**WHAT YOU SHOULD DO**
Your task is to quote the material that follows, in full and exactly.

**DATA FOR THE TASK**

++++++++++++++++++++

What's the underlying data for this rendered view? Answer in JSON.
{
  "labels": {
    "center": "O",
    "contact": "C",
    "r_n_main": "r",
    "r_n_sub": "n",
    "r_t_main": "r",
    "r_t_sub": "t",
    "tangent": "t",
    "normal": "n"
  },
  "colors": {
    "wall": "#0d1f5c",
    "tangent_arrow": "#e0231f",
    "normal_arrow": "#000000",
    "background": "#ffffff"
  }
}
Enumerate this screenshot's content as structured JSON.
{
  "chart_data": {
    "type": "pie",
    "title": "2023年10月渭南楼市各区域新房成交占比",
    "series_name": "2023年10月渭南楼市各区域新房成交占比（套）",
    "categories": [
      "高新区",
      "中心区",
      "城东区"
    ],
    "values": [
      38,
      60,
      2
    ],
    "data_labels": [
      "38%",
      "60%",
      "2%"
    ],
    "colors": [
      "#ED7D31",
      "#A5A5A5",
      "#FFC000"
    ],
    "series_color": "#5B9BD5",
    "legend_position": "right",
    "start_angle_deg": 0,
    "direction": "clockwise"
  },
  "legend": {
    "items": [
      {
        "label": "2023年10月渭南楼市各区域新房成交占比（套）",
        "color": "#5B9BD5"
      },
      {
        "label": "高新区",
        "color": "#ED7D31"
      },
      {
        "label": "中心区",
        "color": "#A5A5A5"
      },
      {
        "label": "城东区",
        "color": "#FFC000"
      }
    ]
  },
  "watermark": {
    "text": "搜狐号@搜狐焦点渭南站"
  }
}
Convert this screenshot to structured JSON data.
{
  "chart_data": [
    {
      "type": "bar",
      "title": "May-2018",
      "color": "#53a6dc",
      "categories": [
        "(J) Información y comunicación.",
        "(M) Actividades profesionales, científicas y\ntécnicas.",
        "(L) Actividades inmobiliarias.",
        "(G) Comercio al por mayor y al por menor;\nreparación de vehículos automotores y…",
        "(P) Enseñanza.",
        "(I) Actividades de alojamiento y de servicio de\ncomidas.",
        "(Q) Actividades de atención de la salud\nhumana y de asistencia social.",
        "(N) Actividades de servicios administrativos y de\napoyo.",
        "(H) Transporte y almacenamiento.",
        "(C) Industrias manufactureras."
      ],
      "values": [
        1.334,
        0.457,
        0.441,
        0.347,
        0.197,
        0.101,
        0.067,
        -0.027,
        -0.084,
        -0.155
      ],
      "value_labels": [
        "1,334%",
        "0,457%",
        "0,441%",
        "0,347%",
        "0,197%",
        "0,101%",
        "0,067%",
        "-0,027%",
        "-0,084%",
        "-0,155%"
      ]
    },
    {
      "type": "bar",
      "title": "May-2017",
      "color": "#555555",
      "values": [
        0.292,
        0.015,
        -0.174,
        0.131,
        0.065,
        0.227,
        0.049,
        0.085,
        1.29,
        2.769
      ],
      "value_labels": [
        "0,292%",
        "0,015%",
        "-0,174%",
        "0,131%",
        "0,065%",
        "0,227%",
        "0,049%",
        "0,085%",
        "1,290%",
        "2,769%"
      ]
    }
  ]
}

++++++++++++++++++++

**RESPONSE**
What's the underlying data for this rendered view? Answer in JSON.
{
  "labels": {
    "center": "O",
    "contact": "C",
    "r_n_main": "r",
    "r_n_sub": "n",
    "r_t_main": "r",
    "r_t_sub": "t",
    "tangent": "t",
    "normal": "n"
  },
  "colors": {
    "wall": "#0d1f5c",
    "tangent_arrow": "#e0231f",
    "normal_arrow": "#000000",
    "background": "#ffffff"
  }
}
Enumerate this screenshot's content as structured JSON.
{
  "chart_data": {
    "type": "pie",
    "title": "2023年10月渭南楼市各区域新房成交占比",
    "series_name": "2023年10月渭南楼市各区域新房成交占比（套）",
    "categories": [
      "高新区",
      "中心区",
      "城东区"
    ],
    "values": [
      38,
      60,
      2
    ],
    "data_labels": [
      "38%",
      "60%",
      "2%"
    ],
    "colors": [
      "#ED7D31",
      "#A5A5A5",
      "#FFC000"
    ],
    "series_color": "#5B9BD5",
    "legend_position": "right",
    "start_angle_deg": 0,
    "direction": "clockwise"
  },
  "legend": {
    "items": [
      {
        "label": "2023年10月渭南楼市各区域新房成交占比（套）",
        "color": "#5B9BD5"
      },
      {
        "label": "高新区",
        "color": "#ED7D31"
      },
      {
        "label": "中心区",
        "color": "#A5A5A5"
      },
      {
        "label": "城东区",
        "color": "#FFC000"
      }
    ]
  },
  "watermark": {
    "text": "搜狐号@搜狐焦点渭南站"
  }
}
Convert this screenshot to structured JSON data.
{
  "chart_data": [
    {
      "type": "bar",
      "title": "May-2018",
      "color": "#53a6dc",
      "categories": [
        "(J) Información y comunicación.",
        "(M) Actividades profesionales, científicas y\ntécnicas.",
        "(L) Actividades inmobiliarias.",
        "(G) Comercio al por mayor y al por menor;\nreparación de vehículos automotores y…",
        "(P) Enseñanza.",
        "(I) Actividades de alojamiento y de servicio de\ncomidas.",
        "(Q) Actividades de atención de la salud\nhumana y de asistencia social.",
        "(N) Actividades de servicios administrativos y de\napoyo.",
        "(H) Transporte y almacenamiento.",
        "(C) Industrias manufactureras."
      ],
      "values": [
        1.334,
        0.457,
        0.441,
        0.347,
        0.197,
        0.101,
        0.067,
        -0.027,
        -0.084,
        -0.155
      ],
      "value_labels": [
        "1,334%",
        "0,457%",
        "0,441%",
        "0,347%",
        "0,197%",
        "0,101%",
        "0,067%",
        "-0,027%",
        "-0,084%",
        "-0,155%"
      ]
    },
    {
      "type": "bar",
      "title": "May-2017",
      "color": "#555555",
      "values": [
        0.292,
        0.015,
        -0.174,
        0.131,
        0.065,
        0.227,
        0.049,
        0.085,
        1.29,
        2.769
      ],
      "value_labels": [
        "0,292%",
        "0,015%",
        "-0,174%",
        "0,131%",
        "0,065%",
        "0,227%",
        "0,049%",
        "0,085%",
        "1,290%",
        "2,769%"
      ]
    }
  ]
}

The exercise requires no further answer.